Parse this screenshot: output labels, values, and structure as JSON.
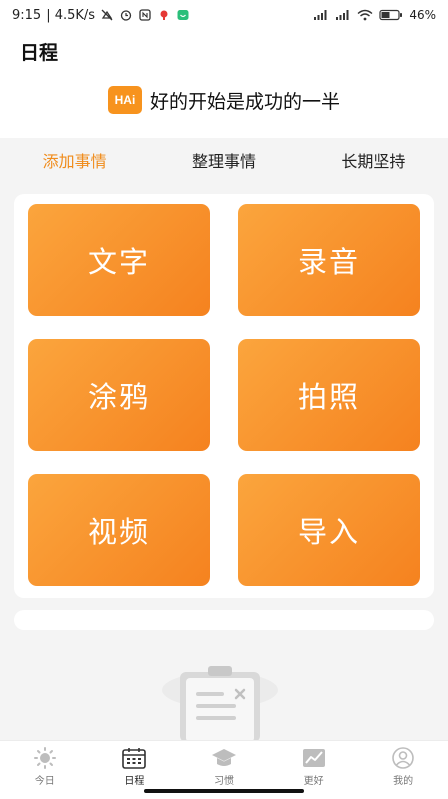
{
  "status_bar": {
    "time": "9:15",
    "network": "| 4.5K/s",
    "battery": "46%",
    "icons": [
      "mute-icon",
      "alarm-icon",
      "nfc-icon",
      "location-icon",
      "app-icon",
      "signal-icon",
      "signal-icon",
      "wifi-icon",
      "battery-icon"
    ]
  },
  "header": {
    "title": "日程",
    "logo_text": "HAi",
    "motto": "好的开始是成功的一半"
  },
  "tabs": [
    {
      "label": "添加事情",
      "active": true
    },
    {
      "label": "整理事情",
      "active": false
    },
    {
      "label": "长期坚持",
      "active": false
    }
  ],
  "actions": {
    "text": "文字",
    "record": "录音",
    "doodle": "涂鸦",
    "photo": "拍照",
    "video": "视频",
    "import": "导入"
  },
  "bottom_nav": [
    {
      "label": "今日",
      "icon": "sun-icon",
      "active": false
    },
    {
      "label": "日程",
      "icon": "calendar-icon",
      "active": true
    },
    {
      "label": "习惯",
      "icon": "graduation-cap-icon",
      "active": false
    },
    {
      "label": "更好",
      "icon": "trend-chart-icon",
      "active": false
    },
    {
      "label": "我的",
      "icon": "profile-icon",
      "active": false
    }
  ],
  "colors": {
    "accent": "#f08c1c",
    "tile_gradient_start": "#fba53d",
    "tile_gradient_end": "#f5821f",
    "background": "#f4f4f4"
  }
}
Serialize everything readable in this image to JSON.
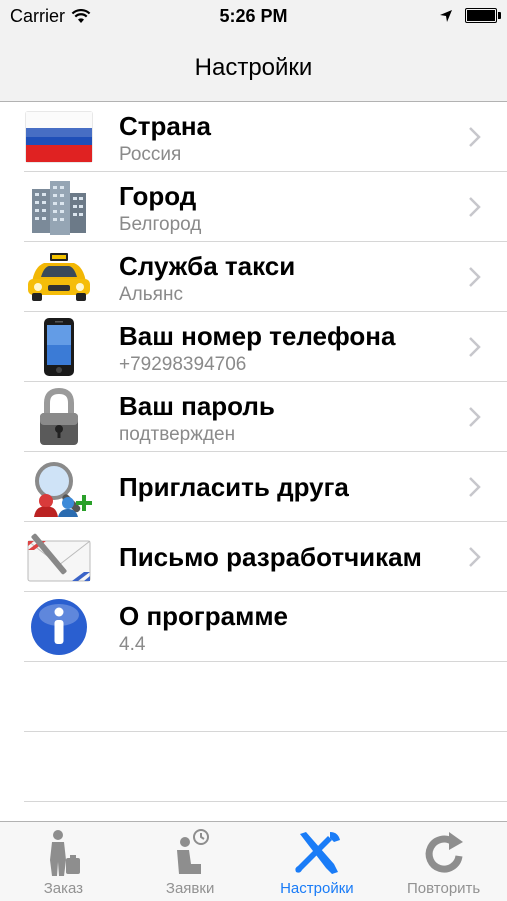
{
  "status_bar": {
    "carrier": "Carrier",
    "time": "5:26 PM",
    "battery_level": 1.0
  },
  "nav": {
    "title": "Настройки"
  },
  "rows": [
    {
      "title": "Страна",
      "subtitle": "Россия",
      "icon": "russia-flag-icon"
    },
    {
      "title": "Город",
      "subtitle": "Белгород",
      "icon": "buildings-icon"
    },
    {
      "title": "Служба такси",
      "subtitle": "Альянс",
      "icon": "taxi-icon"
    },
    {
      "title": "Ваш номер телефона",
      "subtitle": "+79298394706",
      "icon": "phone-icon"
    },
    {
      "title": "Ваш пароль",
      "subtitle": "подтвержден",
      "icon": "lock-icon"
    },
    {
      "title": "Пригласить друга",
      "icon": "invite-friend-icon"
    },
    {
      "title": "Письмо разработчикам",
      "icon": "mail-icon"
    },
    {
      "title": "О программе",
      "subtitle": "4.4",
      "icon": "info-icon"
    }
  ],
  "tabs": [
    {
      "label": "Заказ",
      "icon": "order-person-icon"
    },
    {
      "label": "Заявки",
      "icon": "requests-icon"
    },
    {
      "label": "Настройки",
      "icon": "settings-tools-icon",
      "active": true
    },
    {
      "label": "Повторить",
      "icon": "repeat-icon"
    }
  ],
  "colors": {
    "accent": "#1a7cf7",
    "tab_inactive": "#929292",
    "subtitle": "#8a8a8a"
  }
}
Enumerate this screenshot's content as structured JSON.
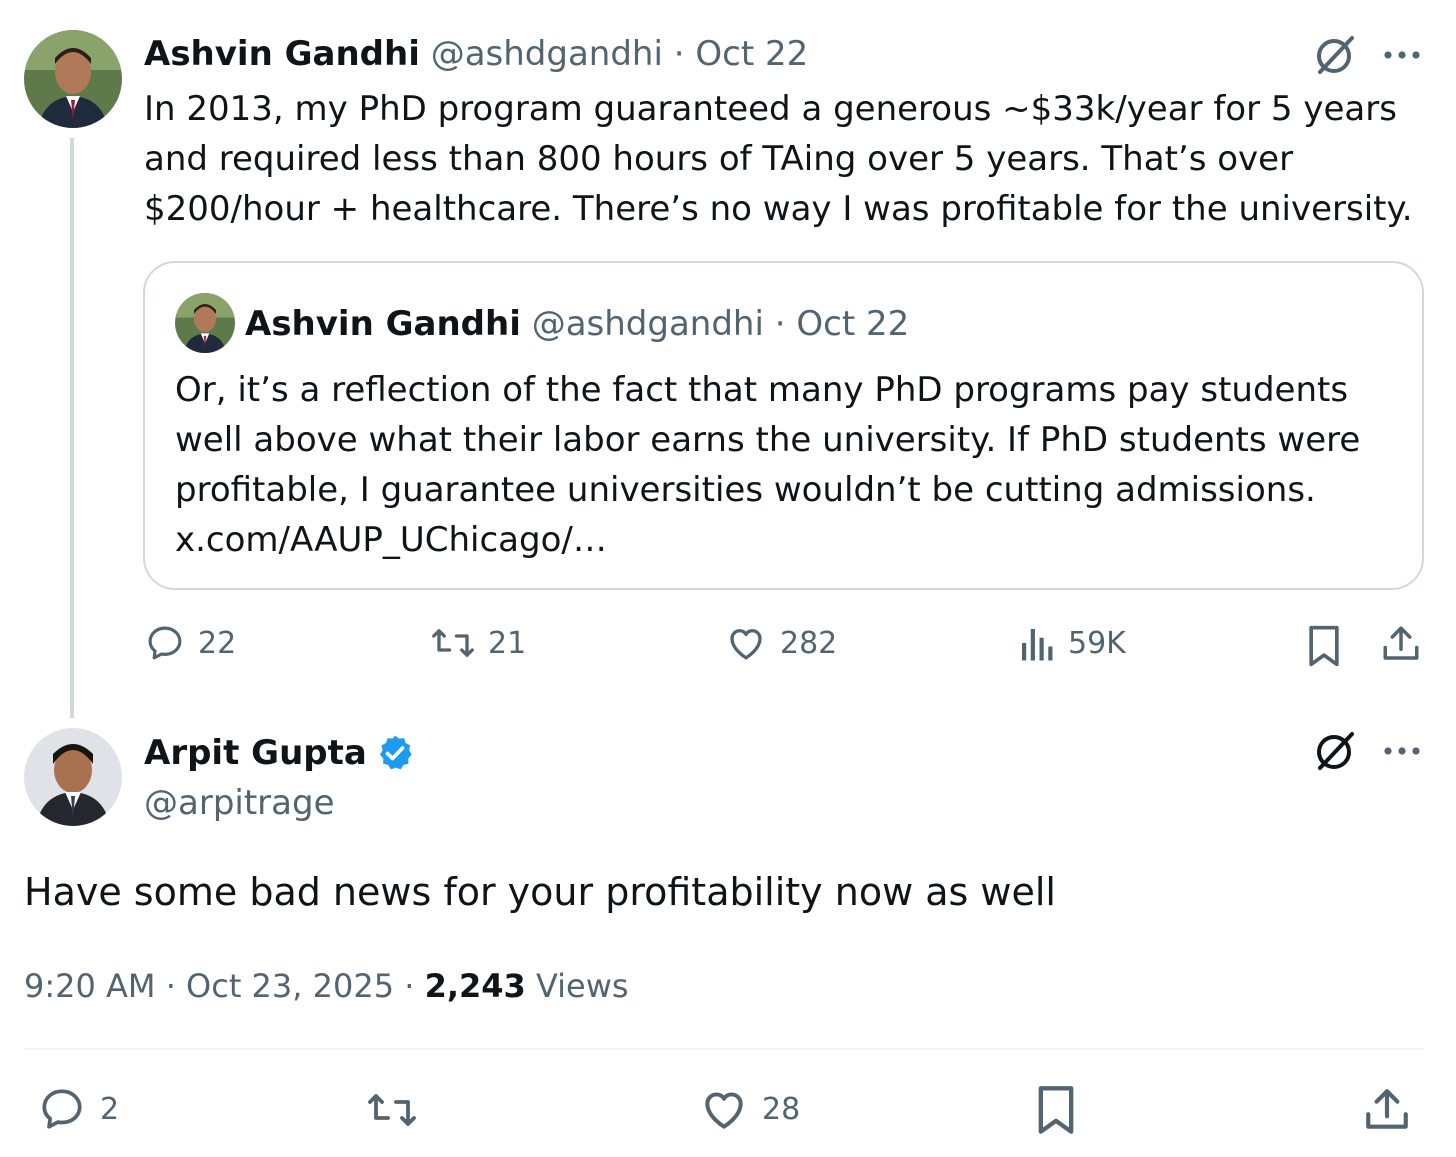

**Objective**
All of the data above should be transcribed verbatim, with pictures omitted.

**Exercise solution**
Parse this screenshot: output labels, values, and structure as JSON.
{
  "status_bar": {
    "time": "9:15",
    "network": "| 4.5K/s",
    "battery": "46%",
    "icons": [
      "mute-icon",
      "alarm-icon",
      "nfc-icon",
      "location-icon",
      "app-icon",
      "signal-icon",
      "signal-icon",
      "wifi-icon",
      "battery-icon"
    ]
  },
  "header": {
    "title": "日程",
    "logo_text": "HAi",
    "motto": "好的开始是成功的一半"
  },
  "tabs": [
    {
      "label": "添加事情",
      "active": true
    },
    {
      "label": "整理事情",
      "active": false
    },
    {
      "label": "长期坚持",
      "active": false
    }
  ],
  "actions": {
    "text": "文字",
    "record": "录音",
    "doodle": "涂鸦",
    "photo": "拍照",
    "video": "视频",
    "import": "导入"
  },
  "bottom_nav": [
    {
      "label": "今日",
      "icon": "sun-icon",
      "active": false
    },
    {
      "label": "日程",
      "icon": "calendar-icon",
      "active": true
    },
    {
      "label": "习惯",
      "icon": "graduation-cap-icon",
      "active": false
    },
    {
      "label": "更好",
      "icon": "trend-chart-icon",
      "active": false
    },
    {
      "label": "我的",
      "icon": "profile-icon",
      "active": false
    }
  ],
  "colors": {
    "accent": "#f08c1c",
    "tile_gradient_start": "#fba53d",
    "tile_gradient_end": "#f5821f",
    "background": "#f4f4f4"
  }
}
Serialize everything readable in this image to JSON.
{
  "status_bar": {
    "carrier": "Carrier",
    "time": "5:26 PM",
    "battery_level": 1.0
  },
  "nav": {
    "title": "Настройки"
  },
  "rows": [
    {
      "title": "Страна",
      "subtitle": "Россия",
      "icon": "russia-flag-icon"
    },
    {
      "title": "Город",
      "subtitle": "Белгород",
      "icon": "buildings-icon"
    },
    {
      "title": "Служба такси",
      "subtitle": "Альянс",
      "icon": "taxi-icon"
    },
    {
      "title": "Ваш номер телефона",
      "subtitle": "+79298394706",
      "icon": "phone-icon"
    },
    {
      "title": "Ваш пароль",
      "subtitle": "подтвержден",
      "icon": "lock-icon"
    },
    {
      "title": "Пригласить друга",
      "icon": "invite-friend-icon"
    },
    {
      "title": "Письмо разработчикам",
      "icon": "mail-icon"
    },
    {
      "title": "О программе",
      "subtitle": "4.4",
      "icon": "info-icon"
    }
  ],
  "tabs": [
    {
      "label": "Заказ",
      "icon": "order-person-icon"
    },
    {
      "label": "Заявки",
      "icon": "requests-icon"
    },
    {
      "label": "Настройки",
      "icon": "settings-tools-icon",
      "active": true
    },
    {
      "label": "Повторить",
      "icon": "repeat-icon"
    }
  ],
  "colors": {
    "accent": "#1a7cf7",
    "tab_inactive": "#929292",
    "subtitle": "#8a8a8a"
  }
}
Enumerate this screenshot's content as structured JSON.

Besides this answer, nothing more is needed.